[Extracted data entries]
****************
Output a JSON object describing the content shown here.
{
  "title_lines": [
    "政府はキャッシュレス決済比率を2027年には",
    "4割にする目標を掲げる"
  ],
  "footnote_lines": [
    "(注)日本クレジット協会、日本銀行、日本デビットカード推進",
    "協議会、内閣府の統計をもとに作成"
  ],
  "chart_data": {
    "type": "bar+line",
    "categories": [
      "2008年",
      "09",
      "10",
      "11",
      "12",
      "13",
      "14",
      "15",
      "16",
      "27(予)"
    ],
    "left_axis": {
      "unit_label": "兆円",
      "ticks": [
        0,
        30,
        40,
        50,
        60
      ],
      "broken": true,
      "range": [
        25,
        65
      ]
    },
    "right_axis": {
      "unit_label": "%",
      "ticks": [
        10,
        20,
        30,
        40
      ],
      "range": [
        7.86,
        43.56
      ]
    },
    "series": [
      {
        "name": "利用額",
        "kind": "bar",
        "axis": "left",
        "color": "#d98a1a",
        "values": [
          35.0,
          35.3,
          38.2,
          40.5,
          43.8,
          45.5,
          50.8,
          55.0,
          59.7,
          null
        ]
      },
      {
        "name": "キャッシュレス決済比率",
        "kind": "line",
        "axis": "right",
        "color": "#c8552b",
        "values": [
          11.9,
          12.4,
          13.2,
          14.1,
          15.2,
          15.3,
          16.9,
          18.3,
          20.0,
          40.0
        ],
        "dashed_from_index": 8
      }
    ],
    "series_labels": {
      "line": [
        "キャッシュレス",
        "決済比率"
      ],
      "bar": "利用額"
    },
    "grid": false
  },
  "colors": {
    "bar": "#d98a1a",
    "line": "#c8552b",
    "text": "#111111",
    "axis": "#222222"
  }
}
****************
All of the lines above need to be given again exactly.

TASK OUTPUT:
Output a JSON object describing the content shown here.
{
  "title_lines": [
    "政府はキャッシュレス決済比率を2027年には",
    "4割にする目標を掲げる"
  ],
  "footnote_lines": [
    "(注)日本クレジット協会、日本銀行、日本デビットカード推進",
    "協議会、内閣府の統計をもとに作成"
  ],
  "chart_data": {
    "type": "bar+line",
    "categories": [
      "2008年",
      "09",
      "10",
      "11",
      "12",
      "13",
      "14",
      "15",
      "16",
      "27(予)"
    ],
    "left_axis": {
      "unit_label": "兆円",
      "ticks": [
        0,
        30,
        40,
        50,
        60
      ],
      "broken": true,
      "range": [
        25,
        65
      ]
    },
    "right_axis": {
      "unit_label": "%",
      "ticks": [
        10,
        20,
        30,
        40
      ],
      "range": [
        7.86,
        43.56
      ]
    },
    "series": [
      {
        "name": "利用額",
        "kind": "bar",
        "axis": "left",
        "color": "#d98a1a",
        "values": [
          35.0,
          35.3,
          38.2,
          40.5,
          43.8,
          45.5,
          50.8,
          55.0,
          59.7,
          null
        ]
      },
      {
        "name": "キャッシュレス決済比率",
        "kind": "line",
        "axis": "right",
        "color": "#c8552b",
        "values": [
          11.9,
          12.4,
          13.2,
          14.1,
          15.2,
          15.3,
          16.9,
          18.3,
          20.0,
          40.0
        ],
        "dashed_from_index": 8
      }
    ],
    "series_labels": {
      "line": [
        "キャッシュレス",
        "決済比率"
      ],
      "bar": "利用額"
    },
    "grid": false
  },
  "colors": {
    "bar": "#d98a1a",
    "line": "#c8552b",
    "text": "#111111",
    "axis": "#222222"
  }
}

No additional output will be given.